**SHORT PROBLEM**
Pick out the lines in the listing below that contain the word "本地磁盘" and copy them.

**EXERCISE INPUT**
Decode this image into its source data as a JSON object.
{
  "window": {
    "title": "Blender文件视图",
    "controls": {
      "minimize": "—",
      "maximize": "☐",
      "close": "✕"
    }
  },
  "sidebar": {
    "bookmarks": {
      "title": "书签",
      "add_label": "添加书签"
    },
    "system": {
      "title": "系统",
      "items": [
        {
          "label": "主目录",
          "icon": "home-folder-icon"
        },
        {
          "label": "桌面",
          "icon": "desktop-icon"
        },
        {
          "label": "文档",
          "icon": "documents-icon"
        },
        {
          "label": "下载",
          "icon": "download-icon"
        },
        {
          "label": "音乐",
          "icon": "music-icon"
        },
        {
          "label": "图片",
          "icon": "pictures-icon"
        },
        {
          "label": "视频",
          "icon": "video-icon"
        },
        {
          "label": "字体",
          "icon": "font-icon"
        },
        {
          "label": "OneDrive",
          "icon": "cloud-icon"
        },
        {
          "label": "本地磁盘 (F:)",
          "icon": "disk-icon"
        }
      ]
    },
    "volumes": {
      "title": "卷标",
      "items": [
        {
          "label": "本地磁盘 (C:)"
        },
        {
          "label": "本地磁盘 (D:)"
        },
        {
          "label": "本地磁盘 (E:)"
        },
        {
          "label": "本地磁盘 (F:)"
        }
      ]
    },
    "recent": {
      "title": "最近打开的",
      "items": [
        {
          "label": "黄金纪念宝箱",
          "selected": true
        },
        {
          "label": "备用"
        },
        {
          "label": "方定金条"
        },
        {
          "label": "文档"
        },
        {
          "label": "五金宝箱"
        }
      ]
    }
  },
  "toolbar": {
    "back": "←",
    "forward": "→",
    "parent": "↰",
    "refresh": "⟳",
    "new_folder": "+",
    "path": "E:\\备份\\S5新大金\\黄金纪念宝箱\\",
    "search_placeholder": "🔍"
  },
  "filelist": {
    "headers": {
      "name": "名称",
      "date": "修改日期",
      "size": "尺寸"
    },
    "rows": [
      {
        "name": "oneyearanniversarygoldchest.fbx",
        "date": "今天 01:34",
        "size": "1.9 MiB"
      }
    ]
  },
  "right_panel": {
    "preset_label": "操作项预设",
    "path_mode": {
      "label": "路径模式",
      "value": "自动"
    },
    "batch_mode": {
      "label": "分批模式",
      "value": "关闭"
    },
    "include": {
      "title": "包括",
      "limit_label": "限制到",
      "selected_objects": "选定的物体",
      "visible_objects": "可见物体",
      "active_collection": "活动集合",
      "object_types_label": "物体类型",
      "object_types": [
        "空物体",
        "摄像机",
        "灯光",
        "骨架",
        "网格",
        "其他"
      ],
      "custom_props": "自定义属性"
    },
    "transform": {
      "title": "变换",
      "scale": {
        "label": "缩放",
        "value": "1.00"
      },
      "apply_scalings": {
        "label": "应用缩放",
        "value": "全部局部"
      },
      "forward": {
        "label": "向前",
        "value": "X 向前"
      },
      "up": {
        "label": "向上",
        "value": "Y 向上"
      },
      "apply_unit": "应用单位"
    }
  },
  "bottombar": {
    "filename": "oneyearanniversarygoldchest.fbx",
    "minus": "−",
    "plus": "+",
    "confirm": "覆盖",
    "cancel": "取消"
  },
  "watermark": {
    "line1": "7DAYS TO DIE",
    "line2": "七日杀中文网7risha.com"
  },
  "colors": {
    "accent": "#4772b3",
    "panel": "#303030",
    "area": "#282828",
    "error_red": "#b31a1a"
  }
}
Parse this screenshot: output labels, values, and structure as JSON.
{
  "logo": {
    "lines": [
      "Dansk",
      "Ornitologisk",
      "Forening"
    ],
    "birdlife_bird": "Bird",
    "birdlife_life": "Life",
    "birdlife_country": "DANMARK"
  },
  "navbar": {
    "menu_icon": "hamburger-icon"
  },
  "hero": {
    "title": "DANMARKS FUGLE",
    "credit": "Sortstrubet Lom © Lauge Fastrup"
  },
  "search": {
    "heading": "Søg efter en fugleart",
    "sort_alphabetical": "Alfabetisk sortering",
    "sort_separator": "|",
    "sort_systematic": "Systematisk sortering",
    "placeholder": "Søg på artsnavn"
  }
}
* * *
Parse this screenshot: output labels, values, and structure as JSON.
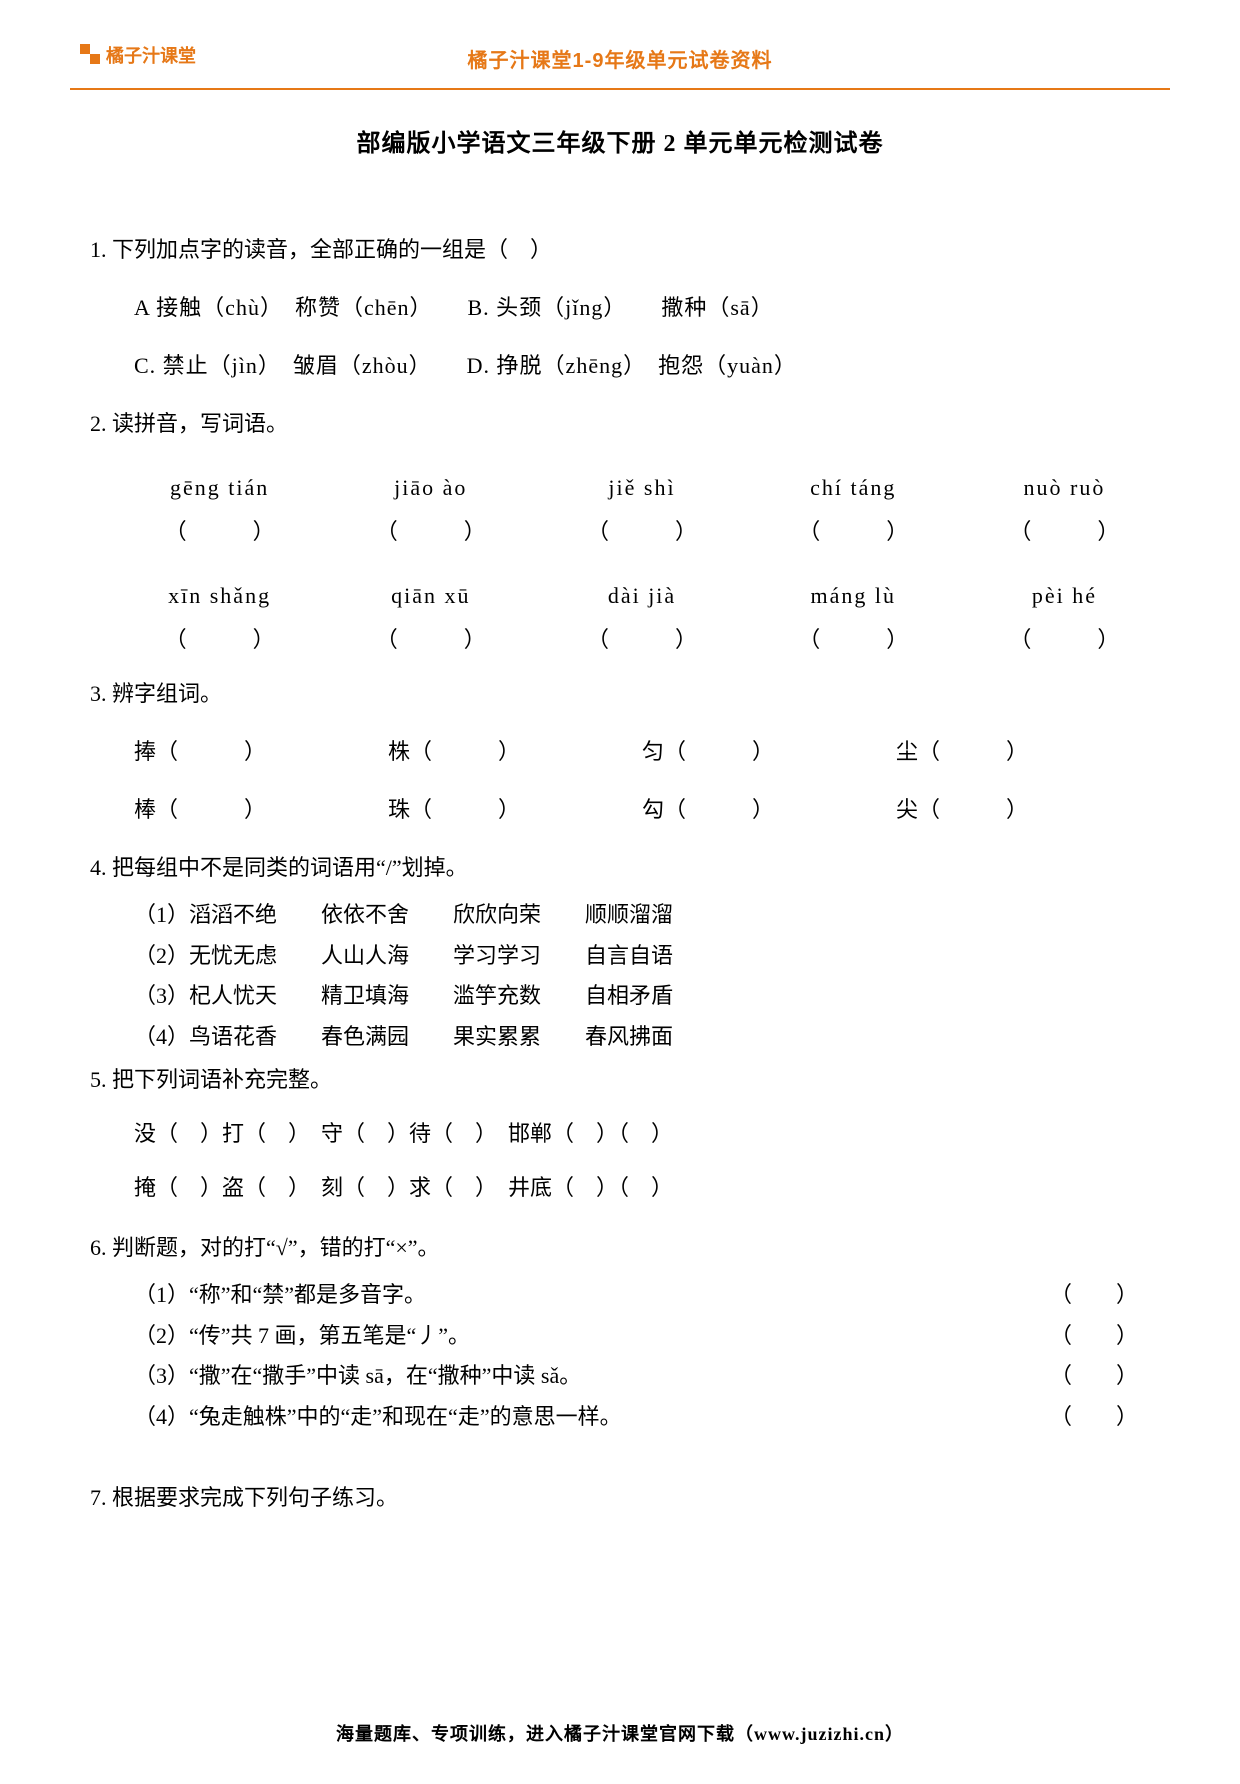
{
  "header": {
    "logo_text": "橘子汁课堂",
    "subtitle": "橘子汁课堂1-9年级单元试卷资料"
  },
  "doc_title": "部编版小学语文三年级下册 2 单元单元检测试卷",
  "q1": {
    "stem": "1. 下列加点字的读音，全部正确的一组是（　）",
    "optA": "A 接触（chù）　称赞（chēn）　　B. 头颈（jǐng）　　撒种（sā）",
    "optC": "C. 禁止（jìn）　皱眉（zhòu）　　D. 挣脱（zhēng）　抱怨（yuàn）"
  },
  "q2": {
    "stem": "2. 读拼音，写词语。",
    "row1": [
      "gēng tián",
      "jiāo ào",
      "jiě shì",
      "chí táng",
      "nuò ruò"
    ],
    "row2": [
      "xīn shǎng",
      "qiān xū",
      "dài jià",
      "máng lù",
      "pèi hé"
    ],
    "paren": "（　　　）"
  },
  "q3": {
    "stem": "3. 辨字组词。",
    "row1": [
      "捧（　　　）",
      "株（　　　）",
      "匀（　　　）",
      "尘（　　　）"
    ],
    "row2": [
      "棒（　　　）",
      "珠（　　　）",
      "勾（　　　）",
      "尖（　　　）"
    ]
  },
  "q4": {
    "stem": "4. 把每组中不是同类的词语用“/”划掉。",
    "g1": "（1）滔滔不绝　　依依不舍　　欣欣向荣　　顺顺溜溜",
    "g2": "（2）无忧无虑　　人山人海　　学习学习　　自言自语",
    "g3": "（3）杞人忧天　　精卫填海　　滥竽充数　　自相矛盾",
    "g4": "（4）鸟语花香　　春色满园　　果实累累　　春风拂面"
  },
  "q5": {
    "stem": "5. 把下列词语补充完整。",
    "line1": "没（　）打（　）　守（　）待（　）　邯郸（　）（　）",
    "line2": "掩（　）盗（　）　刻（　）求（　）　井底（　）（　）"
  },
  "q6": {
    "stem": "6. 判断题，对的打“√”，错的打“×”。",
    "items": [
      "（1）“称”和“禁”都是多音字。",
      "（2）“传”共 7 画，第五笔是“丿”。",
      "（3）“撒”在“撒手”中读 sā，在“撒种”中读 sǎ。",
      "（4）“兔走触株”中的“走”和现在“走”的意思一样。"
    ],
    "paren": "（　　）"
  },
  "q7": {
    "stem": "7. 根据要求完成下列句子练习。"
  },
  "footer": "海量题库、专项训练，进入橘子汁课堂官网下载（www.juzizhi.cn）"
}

**SOLUTION FOR THIS PROBLEM**
          "label": "本地磁盘 (F:)",
          "label": "本地磁盘 (C:)"
          "label": "本地磁盘 (D:)"
          "label": "本地磁盘 (E:)"
          "label": "本地磁盘 (F:)"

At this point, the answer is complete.